**WRITTEN INSTRUCTION**
In the entries, find all lines that hold the word "type" and copy them.

(Data entries for graphics)
================

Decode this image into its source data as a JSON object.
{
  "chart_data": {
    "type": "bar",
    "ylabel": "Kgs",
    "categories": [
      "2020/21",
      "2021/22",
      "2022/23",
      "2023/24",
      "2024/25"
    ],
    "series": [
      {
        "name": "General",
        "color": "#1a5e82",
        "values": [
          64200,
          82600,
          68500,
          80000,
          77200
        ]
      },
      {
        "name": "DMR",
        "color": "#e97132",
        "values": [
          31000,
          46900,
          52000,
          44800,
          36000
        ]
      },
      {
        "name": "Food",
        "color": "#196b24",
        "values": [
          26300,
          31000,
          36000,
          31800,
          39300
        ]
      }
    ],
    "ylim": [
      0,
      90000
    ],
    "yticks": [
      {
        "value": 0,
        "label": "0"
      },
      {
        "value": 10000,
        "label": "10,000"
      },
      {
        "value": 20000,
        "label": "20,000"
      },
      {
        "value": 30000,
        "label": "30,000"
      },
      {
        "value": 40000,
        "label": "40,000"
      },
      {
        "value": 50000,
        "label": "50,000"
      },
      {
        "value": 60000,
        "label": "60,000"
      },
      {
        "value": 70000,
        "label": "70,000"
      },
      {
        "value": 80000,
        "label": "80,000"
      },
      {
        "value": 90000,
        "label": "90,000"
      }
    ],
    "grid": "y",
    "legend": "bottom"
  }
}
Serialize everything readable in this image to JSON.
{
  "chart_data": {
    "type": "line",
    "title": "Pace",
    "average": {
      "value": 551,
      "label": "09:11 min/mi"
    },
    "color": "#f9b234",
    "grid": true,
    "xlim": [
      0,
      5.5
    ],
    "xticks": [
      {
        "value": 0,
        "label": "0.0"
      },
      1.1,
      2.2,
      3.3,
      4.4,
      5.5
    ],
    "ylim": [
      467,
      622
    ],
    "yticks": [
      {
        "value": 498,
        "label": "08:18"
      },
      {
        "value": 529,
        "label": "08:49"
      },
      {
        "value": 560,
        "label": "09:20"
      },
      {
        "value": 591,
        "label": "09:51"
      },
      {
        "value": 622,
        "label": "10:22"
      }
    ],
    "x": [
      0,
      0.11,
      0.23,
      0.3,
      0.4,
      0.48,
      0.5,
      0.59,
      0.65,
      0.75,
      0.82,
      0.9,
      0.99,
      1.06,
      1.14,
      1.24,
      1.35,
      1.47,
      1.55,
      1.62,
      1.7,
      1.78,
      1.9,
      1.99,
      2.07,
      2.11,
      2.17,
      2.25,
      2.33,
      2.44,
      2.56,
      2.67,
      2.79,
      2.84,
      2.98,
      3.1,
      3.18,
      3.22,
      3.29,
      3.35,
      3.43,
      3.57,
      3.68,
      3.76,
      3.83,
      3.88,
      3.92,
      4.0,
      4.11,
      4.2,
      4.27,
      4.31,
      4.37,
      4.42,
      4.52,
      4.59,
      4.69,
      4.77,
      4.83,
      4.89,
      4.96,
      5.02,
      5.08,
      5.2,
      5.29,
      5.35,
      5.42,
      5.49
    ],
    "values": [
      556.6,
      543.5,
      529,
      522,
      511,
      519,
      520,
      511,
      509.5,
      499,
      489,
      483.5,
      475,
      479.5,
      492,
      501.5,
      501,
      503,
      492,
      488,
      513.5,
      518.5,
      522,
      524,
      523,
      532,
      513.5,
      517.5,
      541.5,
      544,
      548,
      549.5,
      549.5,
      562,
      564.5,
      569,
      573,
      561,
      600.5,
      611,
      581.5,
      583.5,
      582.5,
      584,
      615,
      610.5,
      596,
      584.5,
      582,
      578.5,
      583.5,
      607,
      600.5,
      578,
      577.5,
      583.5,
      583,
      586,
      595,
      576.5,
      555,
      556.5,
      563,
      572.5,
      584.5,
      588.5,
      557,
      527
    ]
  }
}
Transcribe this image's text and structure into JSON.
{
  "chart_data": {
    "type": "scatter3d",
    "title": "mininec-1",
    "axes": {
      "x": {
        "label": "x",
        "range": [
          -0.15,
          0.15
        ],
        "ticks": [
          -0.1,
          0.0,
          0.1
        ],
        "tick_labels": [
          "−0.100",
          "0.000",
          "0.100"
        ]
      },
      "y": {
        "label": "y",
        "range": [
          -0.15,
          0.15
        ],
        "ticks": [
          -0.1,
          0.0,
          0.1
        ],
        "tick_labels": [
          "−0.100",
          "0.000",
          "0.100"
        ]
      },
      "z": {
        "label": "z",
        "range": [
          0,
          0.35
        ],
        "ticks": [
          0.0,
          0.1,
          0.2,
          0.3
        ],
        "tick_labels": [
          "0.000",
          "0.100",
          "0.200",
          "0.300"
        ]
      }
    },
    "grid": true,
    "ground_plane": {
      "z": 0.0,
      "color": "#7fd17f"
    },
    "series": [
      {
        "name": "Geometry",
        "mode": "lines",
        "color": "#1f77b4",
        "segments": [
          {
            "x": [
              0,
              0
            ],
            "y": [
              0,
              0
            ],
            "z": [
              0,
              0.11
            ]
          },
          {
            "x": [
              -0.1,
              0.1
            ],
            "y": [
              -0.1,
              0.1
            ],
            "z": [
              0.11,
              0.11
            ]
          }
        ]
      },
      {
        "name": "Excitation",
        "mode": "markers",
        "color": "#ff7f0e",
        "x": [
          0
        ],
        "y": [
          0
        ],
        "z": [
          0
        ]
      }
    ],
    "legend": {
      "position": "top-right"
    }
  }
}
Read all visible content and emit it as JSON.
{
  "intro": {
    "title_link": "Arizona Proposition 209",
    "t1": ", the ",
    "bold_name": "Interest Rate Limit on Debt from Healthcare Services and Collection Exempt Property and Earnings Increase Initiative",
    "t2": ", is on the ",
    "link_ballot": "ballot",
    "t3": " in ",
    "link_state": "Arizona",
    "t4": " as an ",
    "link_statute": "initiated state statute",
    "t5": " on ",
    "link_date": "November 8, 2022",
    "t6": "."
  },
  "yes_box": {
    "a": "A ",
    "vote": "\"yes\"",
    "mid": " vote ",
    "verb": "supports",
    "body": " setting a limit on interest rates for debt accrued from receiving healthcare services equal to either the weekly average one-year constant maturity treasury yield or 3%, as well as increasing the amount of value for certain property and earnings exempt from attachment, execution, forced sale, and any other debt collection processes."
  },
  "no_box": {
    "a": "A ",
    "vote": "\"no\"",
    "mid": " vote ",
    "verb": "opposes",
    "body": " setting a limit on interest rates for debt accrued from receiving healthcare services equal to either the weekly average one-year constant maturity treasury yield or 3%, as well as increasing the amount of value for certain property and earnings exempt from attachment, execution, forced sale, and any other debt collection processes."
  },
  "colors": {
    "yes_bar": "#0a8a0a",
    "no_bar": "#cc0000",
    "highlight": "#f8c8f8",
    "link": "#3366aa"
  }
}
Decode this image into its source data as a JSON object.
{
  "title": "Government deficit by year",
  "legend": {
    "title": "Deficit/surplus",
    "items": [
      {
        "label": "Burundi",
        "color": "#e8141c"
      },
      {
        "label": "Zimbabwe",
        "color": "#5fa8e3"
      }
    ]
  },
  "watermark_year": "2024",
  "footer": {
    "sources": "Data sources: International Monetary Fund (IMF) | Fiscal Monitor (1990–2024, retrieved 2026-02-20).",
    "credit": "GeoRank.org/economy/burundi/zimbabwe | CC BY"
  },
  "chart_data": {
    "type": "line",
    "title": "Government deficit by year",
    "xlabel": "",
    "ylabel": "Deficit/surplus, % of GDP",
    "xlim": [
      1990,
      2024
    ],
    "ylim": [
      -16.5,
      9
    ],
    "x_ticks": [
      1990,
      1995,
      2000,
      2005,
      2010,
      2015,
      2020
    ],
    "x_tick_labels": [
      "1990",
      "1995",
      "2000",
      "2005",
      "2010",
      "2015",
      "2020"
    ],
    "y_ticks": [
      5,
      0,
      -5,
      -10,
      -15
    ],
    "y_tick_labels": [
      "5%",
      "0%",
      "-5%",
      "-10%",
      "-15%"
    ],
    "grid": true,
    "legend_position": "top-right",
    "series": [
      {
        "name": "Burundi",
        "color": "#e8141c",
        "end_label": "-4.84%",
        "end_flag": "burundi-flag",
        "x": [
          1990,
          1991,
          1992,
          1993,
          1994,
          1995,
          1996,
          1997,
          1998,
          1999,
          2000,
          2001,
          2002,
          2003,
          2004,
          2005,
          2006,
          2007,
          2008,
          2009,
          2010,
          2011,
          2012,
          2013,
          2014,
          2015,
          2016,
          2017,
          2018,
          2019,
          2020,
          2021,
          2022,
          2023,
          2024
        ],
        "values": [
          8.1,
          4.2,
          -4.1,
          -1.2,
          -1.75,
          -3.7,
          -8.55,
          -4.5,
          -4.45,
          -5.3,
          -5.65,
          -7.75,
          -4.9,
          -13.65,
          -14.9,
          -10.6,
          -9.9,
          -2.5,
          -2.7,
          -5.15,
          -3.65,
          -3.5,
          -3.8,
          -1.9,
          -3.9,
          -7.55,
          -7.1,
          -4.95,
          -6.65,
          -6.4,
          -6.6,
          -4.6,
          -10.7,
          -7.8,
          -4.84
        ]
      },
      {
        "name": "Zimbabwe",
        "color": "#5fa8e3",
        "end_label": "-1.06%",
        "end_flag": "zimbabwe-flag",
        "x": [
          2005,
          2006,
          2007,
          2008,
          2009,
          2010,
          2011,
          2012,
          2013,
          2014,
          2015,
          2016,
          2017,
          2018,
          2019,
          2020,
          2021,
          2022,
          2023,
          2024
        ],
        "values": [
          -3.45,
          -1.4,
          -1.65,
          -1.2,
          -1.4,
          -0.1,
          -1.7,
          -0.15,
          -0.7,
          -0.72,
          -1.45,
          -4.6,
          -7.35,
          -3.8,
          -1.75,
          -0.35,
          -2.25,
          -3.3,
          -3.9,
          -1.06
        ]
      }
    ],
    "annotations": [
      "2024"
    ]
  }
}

================

**ANSWER TO THE EXERCISE**
    "type": "bar",
    "type": "line",
    "type": "scatter3d",
    "type": "line",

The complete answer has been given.